• Stored data entries:
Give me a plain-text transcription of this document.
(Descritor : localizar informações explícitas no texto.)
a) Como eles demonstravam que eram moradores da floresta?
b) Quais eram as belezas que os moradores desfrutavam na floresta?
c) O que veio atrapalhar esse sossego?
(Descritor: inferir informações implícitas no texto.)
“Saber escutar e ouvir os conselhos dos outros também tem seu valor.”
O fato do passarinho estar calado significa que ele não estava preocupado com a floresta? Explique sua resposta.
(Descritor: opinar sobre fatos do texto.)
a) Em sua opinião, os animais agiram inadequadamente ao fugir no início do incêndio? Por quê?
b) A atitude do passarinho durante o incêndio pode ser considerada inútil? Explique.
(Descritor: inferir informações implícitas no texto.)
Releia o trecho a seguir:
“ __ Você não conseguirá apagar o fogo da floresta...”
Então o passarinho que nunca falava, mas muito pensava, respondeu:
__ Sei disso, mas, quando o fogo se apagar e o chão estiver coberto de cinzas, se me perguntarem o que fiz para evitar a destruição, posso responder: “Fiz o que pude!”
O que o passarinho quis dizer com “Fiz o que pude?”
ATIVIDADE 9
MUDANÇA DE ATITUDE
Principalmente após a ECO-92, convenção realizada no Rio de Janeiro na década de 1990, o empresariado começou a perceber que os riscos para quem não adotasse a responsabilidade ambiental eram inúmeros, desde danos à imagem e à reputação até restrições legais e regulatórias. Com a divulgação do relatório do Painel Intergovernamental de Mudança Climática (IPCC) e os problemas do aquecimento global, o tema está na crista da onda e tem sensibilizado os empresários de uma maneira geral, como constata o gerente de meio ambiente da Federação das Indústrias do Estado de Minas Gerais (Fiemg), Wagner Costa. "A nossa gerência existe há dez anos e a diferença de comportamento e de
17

...

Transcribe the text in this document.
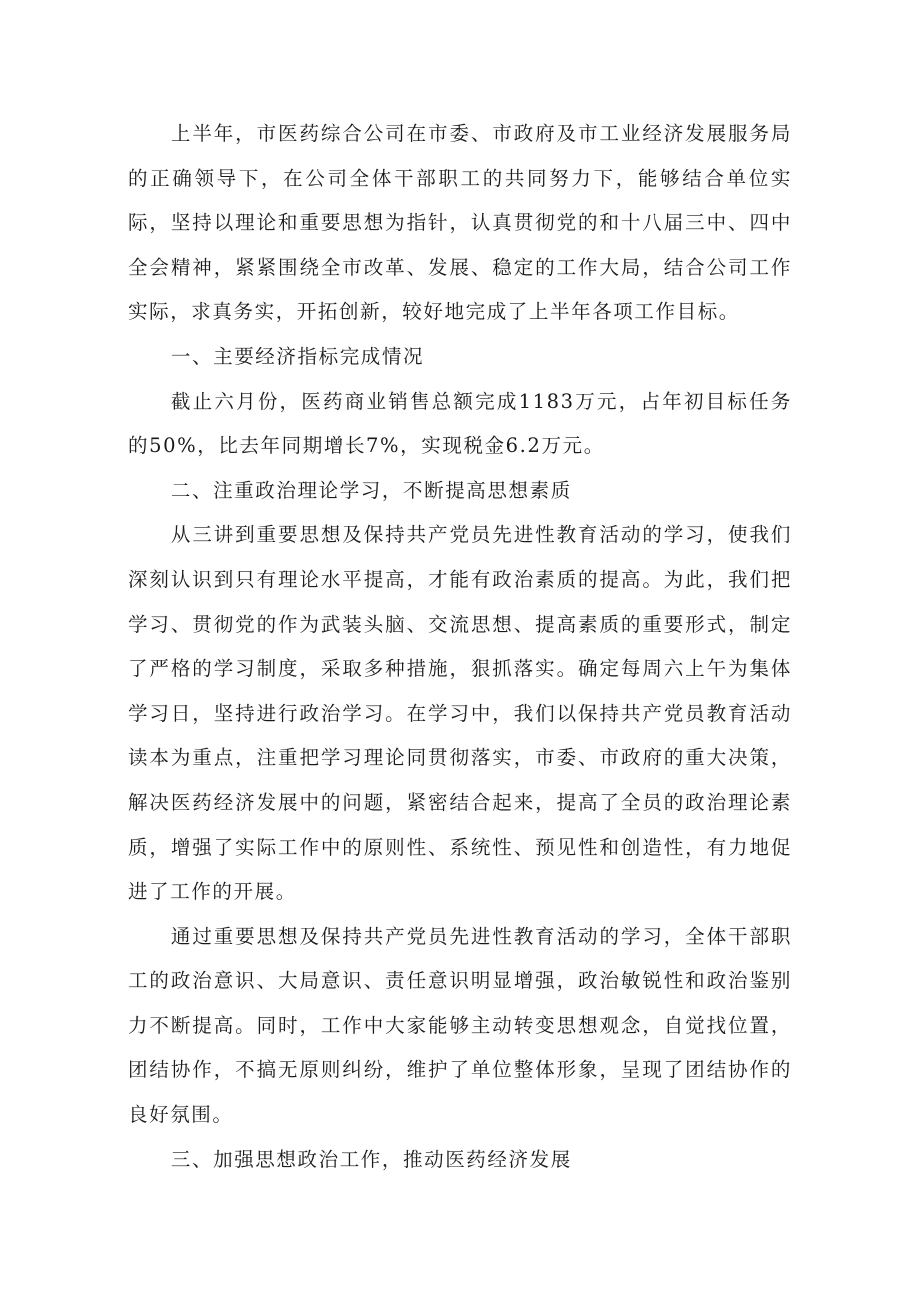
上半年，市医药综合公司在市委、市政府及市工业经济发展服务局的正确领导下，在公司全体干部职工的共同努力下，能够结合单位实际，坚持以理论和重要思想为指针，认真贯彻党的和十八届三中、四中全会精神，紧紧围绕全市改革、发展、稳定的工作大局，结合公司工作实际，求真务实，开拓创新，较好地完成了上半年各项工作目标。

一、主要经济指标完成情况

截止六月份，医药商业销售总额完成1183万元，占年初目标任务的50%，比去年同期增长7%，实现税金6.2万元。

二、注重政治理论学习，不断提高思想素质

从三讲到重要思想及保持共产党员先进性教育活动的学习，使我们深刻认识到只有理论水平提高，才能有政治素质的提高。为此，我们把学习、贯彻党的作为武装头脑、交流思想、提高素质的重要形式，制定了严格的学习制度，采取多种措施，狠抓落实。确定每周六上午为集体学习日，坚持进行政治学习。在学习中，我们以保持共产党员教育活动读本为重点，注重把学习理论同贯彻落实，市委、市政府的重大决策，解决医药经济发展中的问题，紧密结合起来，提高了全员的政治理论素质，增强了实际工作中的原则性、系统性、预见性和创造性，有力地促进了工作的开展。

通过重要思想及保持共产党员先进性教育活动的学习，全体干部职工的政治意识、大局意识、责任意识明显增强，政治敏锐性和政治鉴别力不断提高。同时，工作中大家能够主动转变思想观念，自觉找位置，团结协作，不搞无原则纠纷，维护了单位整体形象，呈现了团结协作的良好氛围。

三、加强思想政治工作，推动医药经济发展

• Job:
In the records above, find the lines containing "document" and copy them.

• Reply to the task:
Give me a plain-text transcription of this document.
Transcribe the text in this document.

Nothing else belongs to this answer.